**Prompt**
Check every line below for the word "Jesusen" and give only the number of lines where it appears.

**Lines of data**
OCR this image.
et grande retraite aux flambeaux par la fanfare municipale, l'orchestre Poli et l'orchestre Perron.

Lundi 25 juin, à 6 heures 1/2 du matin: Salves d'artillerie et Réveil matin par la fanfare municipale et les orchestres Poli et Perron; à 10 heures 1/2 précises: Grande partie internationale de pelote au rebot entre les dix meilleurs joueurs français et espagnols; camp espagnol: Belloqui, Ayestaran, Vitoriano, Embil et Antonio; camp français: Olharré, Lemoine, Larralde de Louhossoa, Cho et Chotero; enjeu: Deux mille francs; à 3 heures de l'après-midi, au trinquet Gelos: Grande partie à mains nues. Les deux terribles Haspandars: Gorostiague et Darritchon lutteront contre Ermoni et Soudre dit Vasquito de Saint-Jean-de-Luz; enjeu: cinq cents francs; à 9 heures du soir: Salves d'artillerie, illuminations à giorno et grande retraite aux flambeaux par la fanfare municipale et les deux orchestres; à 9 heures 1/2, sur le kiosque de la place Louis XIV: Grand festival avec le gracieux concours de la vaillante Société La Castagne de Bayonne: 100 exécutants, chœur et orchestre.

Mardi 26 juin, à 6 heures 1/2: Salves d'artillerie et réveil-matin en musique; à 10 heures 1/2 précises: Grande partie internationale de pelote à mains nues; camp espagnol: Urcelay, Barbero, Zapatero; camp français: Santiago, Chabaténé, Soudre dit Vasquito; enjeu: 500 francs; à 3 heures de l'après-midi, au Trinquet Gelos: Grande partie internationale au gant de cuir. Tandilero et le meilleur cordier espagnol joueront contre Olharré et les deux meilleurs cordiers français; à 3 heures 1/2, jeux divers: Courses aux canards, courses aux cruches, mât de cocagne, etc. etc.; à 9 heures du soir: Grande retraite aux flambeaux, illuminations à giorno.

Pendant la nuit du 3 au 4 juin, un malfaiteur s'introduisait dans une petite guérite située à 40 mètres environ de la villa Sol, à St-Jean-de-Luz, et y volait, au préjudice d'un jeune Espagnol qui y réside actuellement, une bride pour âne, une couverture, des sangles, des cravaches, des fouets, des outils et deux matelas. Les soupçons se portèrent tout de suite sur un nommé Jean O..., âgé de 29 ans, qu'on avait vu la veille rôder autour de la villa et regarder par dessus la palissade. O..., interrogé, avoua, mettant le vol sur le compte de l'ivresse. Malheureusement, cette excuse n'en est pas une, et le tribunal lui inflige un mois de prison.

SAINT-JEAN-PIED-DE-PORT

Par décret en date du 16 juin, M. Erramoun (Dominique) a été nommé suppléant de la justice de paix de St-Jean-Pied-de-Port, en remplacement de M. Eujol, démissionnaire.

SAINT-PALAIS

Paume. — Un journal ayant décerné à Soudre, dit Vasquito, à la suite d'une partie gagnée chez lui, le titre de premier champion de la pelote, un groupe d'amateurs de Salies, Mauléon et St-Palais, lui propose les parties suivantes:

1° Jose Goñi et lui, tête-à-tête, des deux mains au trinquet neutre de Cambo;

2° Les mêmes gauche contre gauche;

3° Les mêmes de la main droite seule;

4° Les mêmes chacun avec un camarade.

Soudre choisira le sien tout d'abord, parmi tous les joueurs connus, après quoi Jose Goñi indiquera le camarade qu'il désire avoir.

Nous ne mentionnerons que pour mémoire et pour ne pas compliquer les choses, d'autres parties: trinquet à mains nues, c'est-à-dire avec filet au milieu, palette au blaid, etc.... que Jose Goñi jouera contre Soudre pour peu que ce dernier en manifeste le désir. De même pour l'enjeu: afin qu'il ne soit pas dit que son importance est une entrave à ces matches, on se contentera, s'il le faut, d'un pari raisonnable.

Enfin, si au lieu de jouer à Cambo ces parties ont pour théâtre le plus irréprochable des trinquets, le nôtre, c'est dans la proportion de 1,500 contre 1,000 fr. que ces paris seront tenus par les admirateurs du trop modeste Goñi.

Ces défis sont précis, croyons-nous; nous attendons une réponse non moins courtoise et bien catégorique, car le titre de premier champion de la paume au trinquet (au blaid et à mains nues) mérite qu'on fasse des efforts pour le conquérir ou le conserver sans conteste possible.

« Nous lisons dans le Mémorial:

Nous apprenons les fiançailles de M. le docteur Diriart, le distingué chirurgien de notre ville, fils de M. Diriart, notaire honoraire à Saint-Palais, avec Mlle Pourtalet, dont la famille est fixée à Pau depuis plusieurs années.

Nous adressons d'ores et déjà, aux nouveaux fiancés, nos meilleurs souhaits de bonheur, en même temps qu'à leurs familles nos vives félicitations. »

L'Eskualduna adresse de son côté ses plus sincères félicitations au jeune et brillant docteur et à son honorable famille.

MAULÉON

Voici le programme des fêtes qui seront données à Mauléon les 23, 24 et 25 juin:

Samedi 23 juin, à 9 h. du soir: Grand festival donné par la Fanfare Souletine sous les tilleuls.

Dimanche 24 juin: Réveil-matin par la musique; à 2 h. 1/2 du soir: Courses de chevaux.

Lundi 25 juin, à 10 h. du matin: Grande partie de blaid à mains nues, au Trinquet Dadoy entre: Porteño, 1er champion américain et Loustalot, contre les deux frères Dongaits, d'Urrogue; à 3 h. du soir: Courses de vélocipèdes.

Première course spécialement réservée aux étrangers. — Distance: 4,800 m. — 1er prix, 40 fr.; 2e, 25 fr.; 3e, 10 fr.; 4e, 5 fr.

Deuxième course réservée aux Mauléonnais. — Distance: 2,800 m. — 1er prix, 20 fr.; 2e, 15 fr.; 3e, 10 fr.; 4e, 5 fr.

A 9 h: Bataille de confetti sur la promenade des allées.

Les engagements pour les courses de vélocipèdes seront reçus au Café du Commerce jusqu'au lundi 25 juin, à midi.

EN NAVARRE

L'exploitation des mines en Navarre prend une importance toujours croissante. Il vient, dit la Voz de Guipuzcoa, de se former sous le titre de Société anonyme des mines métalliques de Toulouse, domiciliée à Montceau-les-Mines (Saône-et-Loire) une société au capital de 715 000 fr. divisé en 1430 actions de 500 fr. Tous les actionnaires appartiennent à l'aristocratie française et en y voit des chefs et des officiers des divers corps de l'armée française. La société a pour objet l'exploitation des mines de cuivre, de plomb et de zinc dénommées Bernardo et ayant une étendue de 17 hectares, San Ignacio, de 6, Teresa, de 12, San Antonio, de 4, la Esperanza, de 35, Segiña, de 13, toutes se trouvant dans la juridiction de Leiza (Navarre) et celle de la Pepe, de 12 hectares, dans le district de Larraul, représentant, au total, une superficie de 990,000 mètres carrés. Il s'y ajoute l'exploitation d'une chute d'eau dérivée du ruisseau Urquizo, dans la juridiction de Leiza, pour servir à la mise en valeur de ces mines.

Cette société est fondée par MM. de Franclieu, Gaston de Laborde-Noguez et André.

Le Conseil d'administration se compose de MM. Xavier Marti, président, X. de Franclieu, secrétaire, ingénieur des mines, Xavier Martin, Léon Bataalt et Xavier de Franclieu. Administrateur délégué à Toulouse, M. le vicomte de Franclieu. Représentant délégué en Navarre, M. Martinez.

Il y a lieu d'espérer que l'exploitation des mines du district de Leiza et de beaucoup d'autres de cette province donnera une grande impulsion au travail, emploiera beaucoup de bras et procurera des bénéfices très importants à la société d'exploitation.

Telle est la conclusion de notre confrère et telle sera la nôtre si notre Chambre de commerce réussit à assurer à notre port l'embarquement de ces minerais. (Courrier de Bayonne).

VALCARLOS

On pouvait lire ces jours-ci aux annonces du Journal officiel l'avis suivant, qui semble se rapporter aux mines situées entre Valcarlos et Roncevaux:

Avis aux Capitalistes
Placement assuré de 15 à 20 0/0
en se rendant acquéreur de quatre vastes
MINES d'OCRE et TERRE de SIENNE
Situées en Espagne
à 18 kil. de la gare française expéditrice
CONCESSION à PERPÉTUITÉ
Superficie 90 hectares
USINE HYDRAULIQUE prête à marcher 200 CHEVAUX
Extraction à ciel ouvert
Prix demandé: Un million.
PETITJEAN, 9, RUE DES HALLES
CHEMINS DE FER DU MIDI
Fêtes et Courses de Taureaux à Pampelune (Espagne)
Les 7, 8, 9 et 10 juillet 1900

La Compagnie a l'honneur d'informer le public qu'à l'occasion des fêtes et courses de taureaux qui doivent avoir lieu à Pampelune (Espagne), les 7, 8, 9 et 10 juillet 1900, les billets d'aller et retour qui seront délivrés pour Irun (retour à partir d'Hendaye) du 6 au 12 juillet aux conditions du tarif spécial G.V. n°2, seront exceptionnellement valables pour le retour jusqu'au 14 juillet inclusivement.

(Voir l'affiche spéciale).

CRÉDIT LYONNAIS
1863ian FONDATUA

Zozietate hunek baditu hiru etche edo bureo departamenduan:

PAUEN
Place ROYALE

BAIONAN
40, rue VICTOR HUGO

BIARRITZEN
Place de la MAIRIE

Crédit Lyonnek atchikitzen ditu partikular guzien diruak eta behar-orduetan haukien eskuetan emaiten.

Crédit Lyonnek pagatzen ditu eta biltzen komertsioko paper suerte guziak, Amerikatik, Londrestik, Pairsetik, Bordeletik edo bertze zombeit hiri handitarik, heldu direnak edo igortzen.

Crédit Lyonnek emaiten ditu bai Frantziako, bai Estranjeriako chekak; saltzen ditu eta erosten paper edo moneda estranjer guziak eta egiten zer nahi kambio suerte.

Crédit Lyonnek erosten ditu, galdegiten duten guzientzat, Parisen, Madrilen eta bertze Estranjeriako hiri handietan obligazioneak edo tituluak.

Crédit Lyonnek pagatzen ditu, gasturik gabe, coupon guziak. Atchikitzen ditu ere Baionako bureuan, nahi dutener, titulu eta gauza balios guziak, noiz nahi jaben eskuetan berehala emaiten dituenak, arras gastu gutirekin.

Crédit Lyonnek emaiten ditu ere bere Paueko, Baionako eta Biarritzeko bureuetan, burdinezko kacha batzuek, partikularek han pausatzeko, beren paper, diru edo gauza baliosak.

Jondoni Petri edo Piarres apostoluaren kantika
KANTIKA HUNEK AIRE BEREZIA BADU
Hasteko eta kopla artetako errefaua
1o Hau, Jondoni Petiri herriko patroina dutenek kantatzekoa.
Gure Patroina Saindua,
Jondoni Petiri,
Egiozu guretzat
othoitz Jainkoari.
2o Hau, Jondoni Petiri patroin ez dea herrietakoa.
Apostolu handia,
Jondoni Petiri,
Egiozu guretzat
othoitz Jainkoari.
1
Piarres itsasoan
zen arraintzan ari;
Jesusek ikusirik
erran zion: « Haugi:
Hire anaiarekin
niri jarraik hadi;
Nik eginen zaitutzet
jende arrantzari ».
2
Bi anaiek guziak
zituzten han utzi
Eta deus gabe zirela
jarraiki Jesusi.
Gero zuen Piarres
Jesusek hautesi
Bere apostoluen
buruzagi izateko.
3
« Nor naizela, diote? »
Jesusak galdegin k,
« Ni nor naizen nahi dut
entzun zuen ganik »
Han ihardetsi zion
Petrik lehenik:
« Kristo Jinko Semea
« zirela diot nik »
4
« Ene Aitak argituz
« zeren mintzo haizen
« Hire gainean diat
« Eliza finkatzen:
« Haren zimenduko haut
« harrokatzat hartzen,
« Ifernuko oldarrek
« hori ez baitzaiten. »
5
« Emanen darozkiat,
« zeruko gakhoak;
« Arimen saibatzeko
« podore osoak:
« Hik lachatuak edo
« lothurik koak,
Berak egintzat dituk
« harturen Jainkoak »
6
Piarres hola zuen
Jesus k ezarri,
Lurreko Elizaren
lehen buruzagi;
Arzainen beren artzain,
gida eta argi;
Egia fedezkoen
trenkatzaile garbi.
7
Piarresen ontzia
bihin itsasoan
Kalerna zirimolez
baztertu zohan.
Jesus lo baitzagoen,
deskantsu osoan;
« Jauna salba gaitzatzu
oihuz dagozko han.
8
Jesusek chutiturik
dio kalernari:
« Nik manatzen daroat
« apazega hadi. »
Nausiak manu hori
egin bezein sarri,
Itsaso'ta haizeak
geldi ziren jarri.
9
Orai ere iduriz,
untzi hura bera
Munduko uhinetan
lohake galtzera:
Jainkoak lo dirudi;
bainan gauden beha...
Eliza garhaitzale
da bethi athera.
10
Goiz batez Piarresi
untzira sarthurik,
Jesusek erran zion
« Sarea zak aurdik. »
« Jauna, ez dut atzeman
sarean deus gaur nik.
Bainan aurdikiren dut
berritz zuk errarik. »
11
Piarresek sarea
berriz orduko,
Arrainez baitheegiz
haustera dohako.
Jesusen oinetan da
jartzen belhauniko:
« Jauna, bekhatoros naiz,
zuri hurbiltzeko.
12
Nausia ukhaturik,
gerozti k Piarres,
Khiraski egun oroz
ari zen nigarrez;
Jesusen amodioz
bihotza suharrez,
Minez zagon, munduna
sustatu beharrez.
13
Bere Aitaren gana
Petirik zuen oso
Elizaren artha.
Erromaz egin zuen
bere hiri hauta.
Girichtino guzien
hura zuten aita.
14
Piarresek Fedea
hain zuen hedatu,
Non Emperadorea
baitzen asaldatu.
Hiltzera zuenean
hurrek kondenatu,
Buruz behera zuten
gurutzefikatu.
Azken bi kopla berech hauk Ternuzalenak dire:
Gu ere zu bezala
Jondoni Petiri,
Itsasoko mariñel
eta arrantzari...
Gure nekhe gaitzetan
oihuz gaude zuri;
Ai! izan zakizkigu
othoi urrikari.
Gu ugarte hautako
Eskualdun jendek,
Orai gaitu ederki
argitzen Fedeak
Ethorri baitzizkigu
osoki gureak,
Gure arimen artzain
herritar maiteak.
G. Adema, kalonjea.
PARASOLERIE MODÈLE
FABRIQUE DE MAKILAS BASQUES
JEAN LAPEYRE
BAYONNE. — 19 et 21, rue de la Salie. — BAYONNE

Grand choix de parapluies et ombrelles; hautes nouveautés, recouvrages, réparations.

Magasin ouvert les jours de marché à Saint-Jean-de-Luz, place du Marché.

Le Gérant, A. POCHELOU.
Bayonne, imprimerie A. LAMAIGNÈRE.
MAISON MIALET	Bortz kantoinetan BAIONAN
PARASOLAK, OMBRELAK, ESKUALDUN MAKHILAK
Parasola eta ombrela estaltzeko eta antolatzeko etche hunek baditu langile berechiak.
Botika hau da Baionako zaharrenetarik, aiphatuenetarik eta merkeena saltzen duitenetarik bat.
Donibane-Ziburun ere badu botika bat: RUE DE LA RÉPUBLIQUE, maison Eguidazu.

**Finished answer**
2